Data supplied:
* Start *

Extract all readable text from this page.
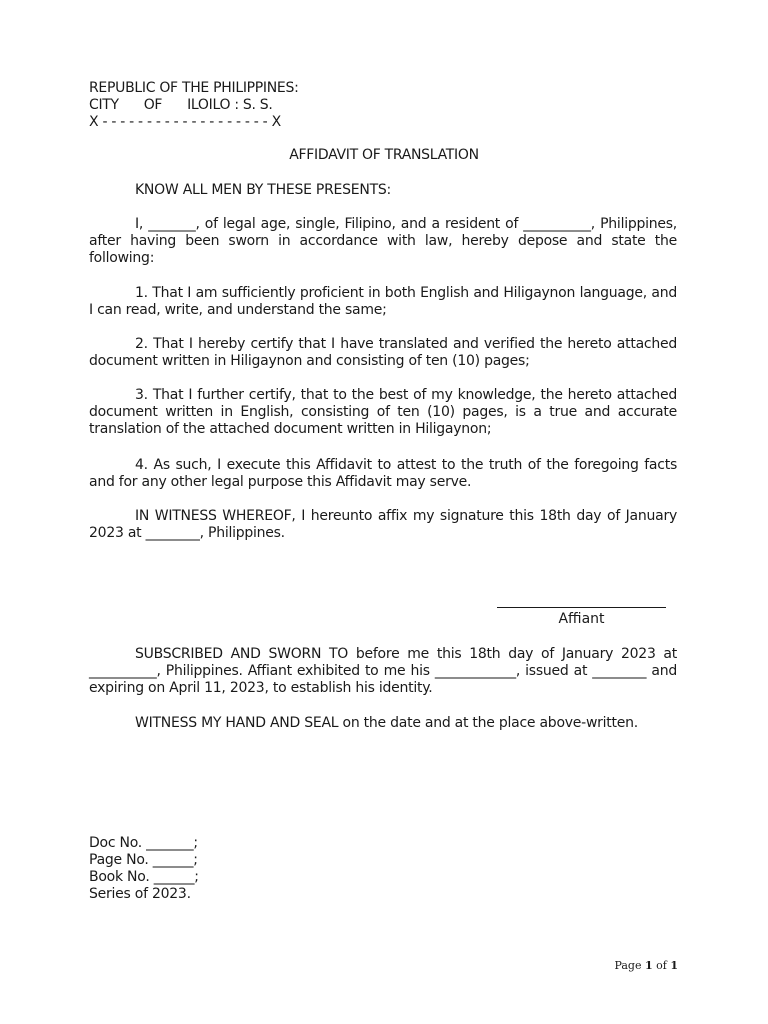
REPUBLIC OF THE PHILIPPINES:
CITY      OF      ILOILO : S. S.
X - - - - - - - - - - - - - - - - - - - X
AFFIDAVIT OF TRANSLATION
KNOW ALL MEN BY THESE PRESENTS:
I, _______, of legal age, single, Filipino, and a resident of __________, Philippines, after having been sworn in accordance with law, hereby depose and state the following:
1. That I am sufficiently proficient in both English and Hiligaynon language, and I can read, write, and understand the same;
2. That I hereby certify that I have translated and verified the hereto attached document written in Hiligaynon and consisting of ten (10) pages;
3. That I further certify, that to the best of my knowledge, the hereto attached document written in English, consisting of ten (10) pages, is a true and accurate translation of the attached document written in Hiligaynon;
4. As such, I execute this Affidavit to attest to the truth of the foregoing facts and for any other legal purpose this Affidavit may serve.
IN WITNESS WHEREOF, I hereunto affix my signature this 18th day of January 2023 at ________, Philippines.
Affiant
SUBSCRIBED AND SWORN TO before me this 18th day of January 2023 at __________, Philippines. Affiant exhibited to me his ____________, issued at ________ and expiring on April 11, 2023, to establish his identity.
WITNESS MY HAND AND SEAL on the date and at the place above-written.
Doc No. _______;
Page No. ______;
Book No. ______;
Series of 2023.
Page 1 of 1
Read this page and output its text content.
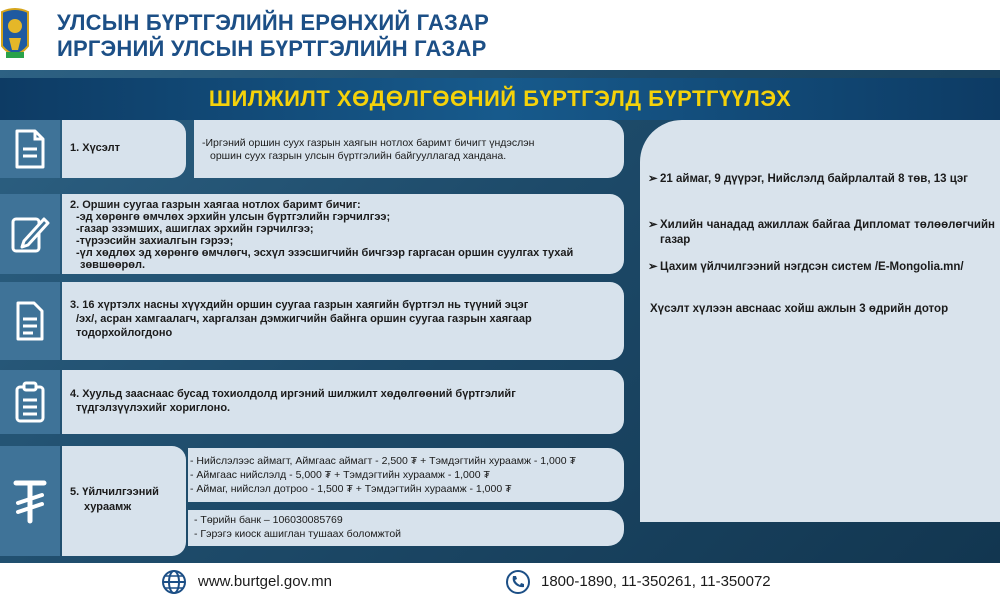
УЛСЫН БҮРТГЭЛИЙН ЕРӨНХИЙ ГАЗАР
ИРГЭНИЙ УЛСЫН БҮРТГЭЛИЙН ГАЗАР
ШИЛЖИЛТ ХӨДӨЛГӨӨНИЙ БҮРТГЭЛД БҮРТГҮҮЛЭХ
1. Хүсэлт	-Иргэний оршин суух газрын хаягын нотлох баримт бичигт үндэслэн
оршин суух газрын улсын бүртгэлийн байгууллагад хандана.
2. Оршин суугаа газрын хаягаа нотлох баримт бичиг:
-эд хөрөнгө өмчлөх эрхийн улсын бүртгэлийн гэрчилгээ;
-газар эзэмших, ашиглах эрхийн гэрчилгээ;
-түрээсийн захиалгын гэрээ;
-үл хөдлөх эд хөрөнгө өмчлөгч, эсхүл эзэсшигчийн бичгээр гаргасан оршин суулгах тухай
зөвшөөрөл.
3. 16 хүртэлх насны хүүхдийн оршин суугаа газрын хаягийн бүртгэл нь түүний эцэг
/эх/, асран хамгаалагч, харгалзан дэмжигчийн байнга оршин суугаа газрын хаягаар
тодорхойлогдоно
4. Хуульд зааснаас бусад тохиолдолд иргэний шилжилт хөдөлгөөний бүртгэлийг
түдгэлзүүлэхийг хориглоно.
5. Үйлчилгээний
хураамж
- Нийслэлээс аймагт, Аймгаас аймагт - 2,500 ₮ + Тэмдэгтийн хураамж - 1,000 ₮
- Аймгаас нийслэлд - 5,000 ₮ + Тэмдэгтийн хураамж - 1,000 ₮
- Аймаг, нийслэл дотроо - 1,500 ₮ + Тэмдэгтийн хураамж - 1,000 ₮
- Төрийн банк – 106030085769
- Гэрэгэ киоск ашиглан тушаах боломжтой
➢ 21 аймаг, 9 дүүрэг, Нийслэлд байрлалтай 8 төв, 13 цэг
➢ Хилийн чанадад ажиллаж байгаа Дипломат төлөөлөгчийн газар
➢ Цахим үйлчилгээний нэгдсэн систем /E-Mongolia.mn/
Хүсэлт хүлээн авснаас хойш ажлын 3 өдрийн дотор
www.burtgel.gov.mn	1800-1890, 11-350261, 11-350072
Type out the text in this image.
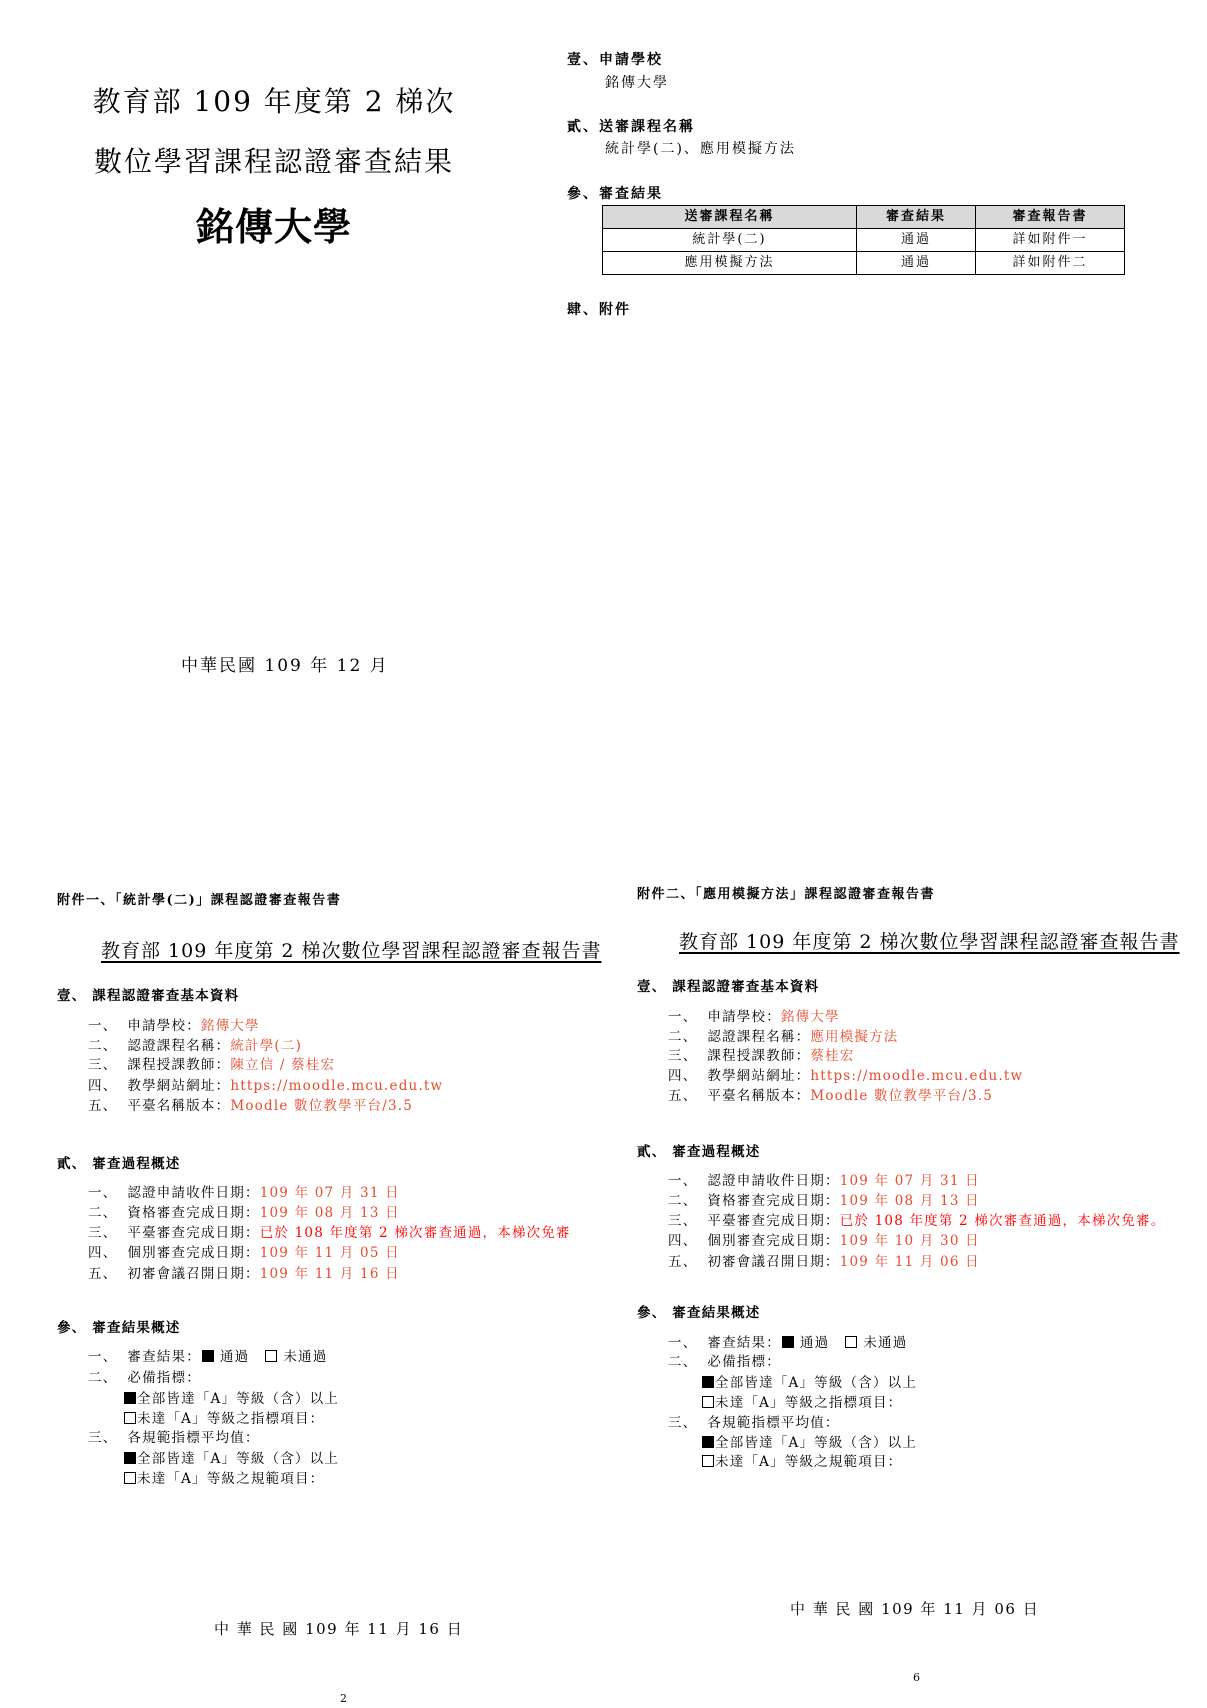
教育部 109 年度第 2 梯次
數位學習課程認證審查結果
銘傳大學
中華民國 109 年 12 月
壹、申請學校
銘傳大學
貳、送審課程名稱
統計學(二)、應用模擬方法
參、審查結果
送審課程名稱	審查結果	審查報告書
統計學(二)	通過	詳如附件一
應用模擬方法	通過	詳如附件二
肆、附件
附件一、「統計學(二)」課程認證審查報告書
教育部 109 年度第 2 梯次數位學習課程認證審查報告書
壹、 課程認證審查基本資料
一、 申請學校：銘傳大學
二、 認證課程名稱：統計學(二)
三、 課程授課教師：陳立信 / 蔡桂宏
四、 教學網站網址：https://moodle.mcu.edu.tw
五、 平臺名稱版本：Moodle 數位教學平台/3.5
貳、 審查過程概述
一、 認證申請收件日期：109 年 07 月 31 日
二、 資格審查完成日期：109 年 08 月 13 日
三、 平臺審查完成日期：已於 108 年度第 2 梯次審查通過，本梯次免審
四、 個別審查完成日期：109 年 11 月 05 日
五、 初審會議召開日期：109 年 11 月 16 日
參、 審查結果概述
一、 審查結果： 通過	未通過
二、 必備指標：
全部皆達「A」等級（含）以上
未達「A」等級之指標項目：
三、 各規範指標平均值：
全部皆達「A」等級（含）以上
未達「A」等級之規範項目：
中 華 民 國 109 年 11 月 16 日
2
附件二、「應用模擬方法」課程認證審查報告書
教育部 109 年度第 2 梯次數位學習課程認證審查報告書
壹、 課程認證審查基本資料
一、 申請學校：銘傳大學
二、 認證課程名稱：應用模擬方法
三、 課程授課教師：蔡桂宏
四、 教學網站網址：https://moodle.mcu.edu.tw
五、 平臺名稱版本：Moodle 數位教學平台/3.5
貳、 審查過程概述
一、 認證申請收件日期：109 年 07 月 31 日
二、 資格審查完成日期：109 年 08 月 13 日
三、 平臺審查完成日期：已於 108 年度第 2 梯次審查通過，本梯次免審。
四、 個別審查完成日期：109 年 10 月 30 日
五、 初審會議召開日期：109 年 11 月 06 日
參、 審查結果概述
一、 審查結果： 通過	未通過
二、 必備指標：
全部皆達「A」等級（含）以上
未達「A」等級之指標項目：
三、 各規範指標平均值：
全部皆達「A」等級（含）以上
未達「A」等級之規範項目：
中 華 民 國 109 年 11 月 06 日
6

* End *

Exercise:
Each line in the entries above that includes the string "梯次審查通過" should be extracted.

Result for this exercise:
三、 平臺審查完成日期：已於 108 年度第 2 梯次審查通過，本梯次免審
三、 平臺審查完成日期：已於 108 年度第 2 梯次審查通過，本梯次免審。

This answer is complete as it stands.